Task requirements: Every line holding the string "如需改动" should be gathered.

Given entries:
# # # # #
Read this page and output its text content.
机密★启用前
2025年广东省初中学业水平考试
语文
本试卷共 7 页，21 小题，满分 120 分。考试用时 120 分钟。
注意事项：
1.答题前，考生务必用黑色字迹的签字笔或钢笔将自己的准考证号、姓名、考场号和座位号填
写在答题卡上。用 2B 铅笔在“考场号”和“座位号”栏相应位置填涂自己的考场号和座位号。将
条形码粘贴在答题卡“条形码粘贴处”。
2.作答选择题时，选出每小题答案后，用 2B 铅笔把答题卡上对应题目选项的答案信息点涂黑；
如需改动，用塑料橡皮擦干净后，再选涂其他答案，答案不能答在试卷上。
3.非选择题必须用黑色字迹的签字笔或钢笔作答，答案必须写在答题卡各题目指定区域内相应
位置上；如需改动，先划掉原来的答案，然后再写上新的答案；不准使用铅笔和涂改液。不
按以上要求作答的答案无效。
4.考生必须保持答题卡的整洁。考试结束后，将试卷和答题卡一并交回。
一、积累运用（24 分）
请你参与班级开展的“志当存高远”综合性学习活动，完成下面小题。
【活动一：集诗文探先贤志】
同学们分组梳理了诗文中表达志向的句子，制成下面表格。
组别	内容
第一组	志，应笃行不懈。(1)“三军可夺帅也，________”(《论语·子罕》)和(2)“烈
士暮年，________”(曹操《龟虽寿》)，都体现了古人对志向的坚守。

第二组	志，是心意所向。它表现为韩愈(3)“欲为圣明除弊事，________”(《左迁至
# # # # #
Solved exercise:
如需改动，用塑料橡皮擦干净后，再选涂其他答案，答案不能答在试卷上。
位置上；如需改动，先划掉原来的答案，然后再写上新的答案；不准使用铅笔和涂改液。不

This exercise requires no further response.